Reply with one number only: the count of lines below that contain the word "right".
★ ★ ★ ★ ★
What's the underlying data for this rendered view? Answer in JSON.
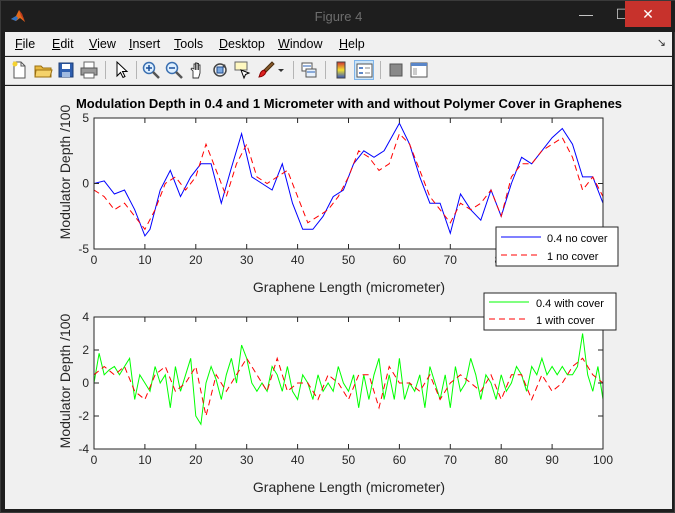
{
  "window": {
    "title": "Figure 4",
    "controls": {
      "minimize": "—",
      "maximize": "☐",
      "close": "✕"
    }
  },
  "menu": [
    {
      "label": "File",
      "key": "F",
      "rest": "ile"
    },
    {
      "label": "Edit",
      "key": "E",
      "rest": "dit"
    },
    {
      "label": "View",
      "key": "V",
      "rest": "iew"
    },
    {
      "label": "Insert",
      "key": "I",
      "rest": "nsert"
    },
    {
      "label": "Tools",
      "key": "T",
      "rest": "ools"
    },
    {
      "label": "Desktop",
      "key": "D",
      "rest": "esktop"
    },
    {
      "label": "Window",
      "key": "W",
      "rest": "indow"
    },
    {
      "label": "Help",
      "key": "H",
      "rest": "elp"
    }
  ],
  "toolbar": {
    "icons": [
      "new-figure-icon",
      "open-file-icon",
      "save-icon",
      "print-icon",
      "edit-plot-icon",
      "zoom-in-icon",
      "zoom-out-icon",
      "pan-icon",
      "rotate-3d-icon",
      "data-cursor-icon",
      "brush-icon",
      "link-plot-icon",
      "colorbar-icon",
      "legend-icon",
      "hide-plot-tools-icon",
      "show-plot-tools-icon"
    ]
  },
  "colors": {
    "blue_series": "#0000ff",
    "red_series": "#ff0000",
    "green_series": "#00ff00",
    "figure_bg": "#f0f0f0",
    "axes_bg": "#ffffff"
  },
  "chart_data": [
    {
      "type": "line",
      "title": "Modulation Depth in 0.4 and 1 Micrometer with and without Polymer Cover in Graphenes",
      "xlabel": "Graphene Length (micrometer)",
      "ylabel": "Modulator Depth /100",
      "xlim": [
        0,
        100
      ],
      "ylim": [
        -5,
        5
      ],
      "xticks": [
        "0",
        "10",
        "20",
        "30",
        "40",
        "50",
        "60",
        "70",
        "80",
        "90",
        "100"
      ],
      "yticks": [
        "-5",
        "0",
        "5"
      ],
      "legend_position": "bottom-right",
      "series": [
        {
          "name": "0.4 no cover",
          "color": "#0000ff",
          "dash": "solid",
          "x": [
            0,
            2,
            4,
            6,
            8,
            10,
            11,
            13,
            15,
            17,
            19,
            21,
            23,
            25,
            27,
            29,
            31,
            33,
            35,
            37,
            39,
            41,
            43,
            45,
            47,
            49,
            51,
            53,
            55,
            57,
            60,
            62,
            64,
            66,
            68,
            70,
            72,
            74,
            76,
            78,
            80,
            82,
            84,
            86,
            88,
            90,
            92,
            94,
            96,
            98,
            100
          ],
          "y": [
            0,
            0.2,
            -0.8,
            -0.5,
            -2,
            -4,
            -3.5,
            -0.5,
            1,
            -1,
            0.5,
            1.5,
            1.5,
            -1.5,
            1.2,
            3.8,
            0.5,
            0,
            -0.5,
            1.5,
            -1.5,
            -3.5,
            -3.5,
            -2.5,
            -1,
            -0.5,
            1.5,
            2.5,
            2,
            2.5,
            4.6,
            3,
            0.5,
            -1.5,
            -1.5,
            -3.8,
            -0.8,
            -2,
            -2.8,
            -0.5,
            -2.5,
            0,
            2,
            1.5,
            2.5,
            3.5,
            4.2,
            3,
            0.5,
            0.5,
            -1.5
          ]
        },
        {
          "name": "1 no cover",
          "color": "#ff0000",
          "dash": "dashed",
          "x": [
            0,
            2,
            4,
            6,
            8,
            10,
            12,
            14,
            16,
            18,
            20,
            22,
            24,
            26,
            28,
            30,
            32,
            34,
            36,
            38,
            40,
            42,
            44,
            46,
            48,
            50,
            52,
            54,
            56,
            58,
            60,
            62,
            64,
            66,
            68,
            70,
            72,
            74,
            76,
            78,
            80,
            82,
            84,
            86,
            88,
            90,
            92,
            94,
            96,
            98,
            100
          ],
          "y": [
            -0.5,
            -1,
            -2,
            -1.5,
            -2.5,
            -3.5,
            -2,
            0,
            0.5,
            -0.5,
            0.5,
            3,
            1,
            -1,
            1.5,
            3,
            0.5,
            0,
            0.5,
            1,
            -1,
            -3,
            -2.5,
            -2,
            -1,
            0.5,
            2.5,
            2,
            1,
            1.5,
            3.8,
            3,
            1,
            -1,
            -2,
            -3,
            -1.5,
            -2,
            -1.5,
            -0.5,
            -2.5,
            0.5,
            1.5,
            1.5,
            2.5,
            3,
            3.5,
            2,
            -0.5,
            0.5,
            -1
          ]
        }
      ]
    },
    {
      "type": "line",
      "title": "",
      "xlabel": "Graphene Length (micrometer)",
      "ylabel": "Modulator Depth /100",
      "xlim": [
        0,
        100
      ],
      "ylim": [
        -4,
        4
      ],
      "xticks": [
        "0",
        "10",
        "20",
        "30",
        "40",
        "50",
        "60",
        "70",
        "80",
        "90",
        "100"
      ],
      "yticks": [
        "-4",
        "-2",
        "0",
        "2",
        "4"
      ],
      "legend_position": "top-right",
      "series": [
        {
          "name": "0.4 with cover",
          "color": "#00ff00",
          "dash": "solid",
          "x": [
            0,
            1,
            2,
            3,
            4,
            5,
            6,
            7,
            8,
            9,
            10,
            11,
            12,
            13,
            14,
            15,
            16,
            17,
            18,
            19,
            20,
            21,
            22,
            23,
            24,
            25,
            26,
            27,
            28,
            29,
            30,
            31,
            32,
            33,
            34,
            35,
            36,
            37,
            38,
            39,
            40,
            41,
            42,
            43,
            44,
            45,
            46,
            47,
            48,
            49,
            50,
            51,
            52,
            53,
            54,
            55,
            56,
            57,
            58,
            59,
            60,
            61,
            62,
            63,
            64,
            65,
            66,
            67,
            68,
            69,
            70,
            71,
            72,
            73,
            74,
            75,
            76,
            77,
            78,
            79,
            80,
            81,
            82,
            83,
            84,
            85,
            86,
            87,
            88,
            89,
            90,
            91,
            92,
            93,
            94,
            95,
            96,
            97,
            98,
            99,
            100
          ],
          "y": [
            0,
            1.8,
            0.5,
            0.8,
            1,
            0.5,
            1,
            1.5,
            -1,
            0.5,
            0,
            -0.5,
            1,
            0,
            0.5,
            -1.5,
            1,
            -0.5,
            0.5,
            1.5,
            -2,
            -2.5,
            0,
            1,
            0.2,
            -1,
            0.5,
            1.5,
            0,
            2.3,
            1.5,
            0,
            -0.5,
            0,
            -0.5,
            1,
            0.5,
            -0.5,
            1,
            -0.5,
            -1,
            0.5,
            0,
            -1,
            0.5,
            -0.5,
            0,
            -0.5,
            1,
            0,
            -0.5,
            0.5,
            -1.5,
            0.5,
            -1,
            0.5,
            1.5,
            -1,
            0.5,
            -1,
            1.5,
            -1,
            0,
            -0.5,
            0.5,
            -1.5,
            1,
            0,
            -1,
            0.5,
            -1.5,
            1,
            -0.5,
            0,
            1.5,
            0.5,
            -1,
            0.5,
            0,
            -1,
            0.5,
            -0.5,
            0,
            1,
            0.5,
            -0.5,
            1,
            0.5,
            1.5,
            0.5,
            1,
            0.5,
            1,
            0.5,
            0.5,
            1,
            3,
            0.5,
            -0.5,
            1,
            -1
          ]
        },
        {
          "name": "1 with cover",
          "color": "#ff0000",
          "dash": "dashed",
          "x": [
            0,
            2,
            4,
            6,
            8,
            10,
            12,
            14,
            16,
            18,
            20,
            22,
            24,
            26,
            28,
            30,
            32,
            34,
            36,
            38,
            40,
            42,
            44,
            46,
            48,
            50,
            52,
            54,
            56,
            58,
            60,
            62,
            64,
            66,
            68,
            70,
            72,
            74,
            76,
            78,
            80,
            82,
            84,
            86,
            88,
            90,
            92,
            94,
            96,
            98,
            100
          ],
          "y": [
            0.5,
            1,
            0.5,
            1,
            -0.5,
            -1,
            0.5,
            1,
            -0.5,
            0,
            1,
            -2,
            0.5,
            -0.5,
            0.5,
            1.5,
            0.5,
            -0.5,
            1.5,
            -0.5,
            0,
            0,
            -1,
            0.5,
            0,
            -1,
            0.5,
            0.5,
            -1.5,
            1,
            0,
            0,
            -0.5,
            0.5,
            -1,
            0,
            0.5,
            0,
            -0.5,
            0.5,
            -1,
            0.5,
            0.5,
            -1,
            0.5,
            -0.5,
            0,
            1,
            1.5,
            0.5,
            0
          ]
        }
      ]
    }
  ]
}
★ ★ ★ ★ ★
Response below: 2